**Goal of the exercise**
Scan the following material for the string "Development" and copy each line in which it appears.

**Data excerpts**
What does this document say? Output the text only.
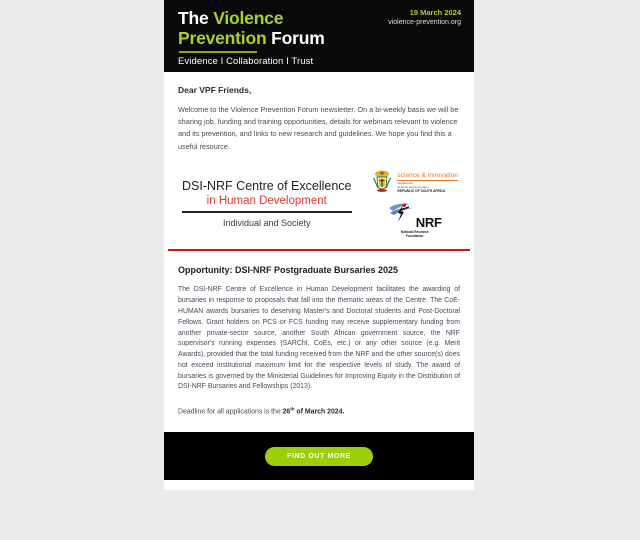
The Violence
Prevention Forum
Evidence I Collaboration I Trust
19 March 2024
violence-prevention.org

Dear VPF Friends,

Welcome to the Violence Prevention Forum newsletter. On a bi-weekly basis we will be sharing job, funding and training opportunities, details for webinars relevant to violence and its prevention, and links to new research and guidelines. We hope you find this a useful resource.

DSI-NRF Centre of Excellence
in Human Development
Individual and Society
science & innovation
Department:
Science and Innovation
REPUBLIC OF SOUTH AFRICA
NRF
National Research
Foundation
Opportunity: DSI-NRF Postgraduate Bursaries 2025

The DSI-NRF Centre of Excellence in Human Development facilitates the awarding of bursaries in response to proposals that fall into the thematic areas of the Centre. The CoE-HUMAN awards bursaries to deserving Master's and Doctoral students and Post-Doctoral Fellows. Grant holders on PCS or FCS funding may receive supplementary funding from another private-sector source, another South African government source, the NRF supervisor's running expenses (SARChI, CoEs, etc.) or any other source (e.g. Merit Awards), provided that the total funding received from the NRF and the other source(s) does not exceed institutional maximum limit for the respective levels of study. The award of bursaries is governed by the Ministerial Guidelines for Improving Equity in the Distribution of DSI-NRF Bursaries and Fellowships (2013).

Deadline for all applications is the 26th of March 2024.

FIND OUT MORE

**Result of this exercise**
in Human Development
The DSI-NRF Centre of Excellence in Human Development facilitates the awarding of bursaries in response to proposals that fall into the thematic areas of the Centre. The CoE-HUMAN awards bursaries to deserving Master's and Doctoral students and Post-Doctoral Fellows. Grant holders on PCS or FCS funding may receive supplementary funding from another private-sector source, another South African government source, the NRF supervisor's running expenses (SARChI, CoEs, etc.) or any other source (e.g. Merit Awards), provided that the total funding received from the NRF and the other source(s) does not exceed institutional maximum limit for the respective levels of study. The award of bursaries is governed by the Ministerial Guidelines for Improving Equity in the Distribution of DSI-NRF Bursaries and Fellowships (2013).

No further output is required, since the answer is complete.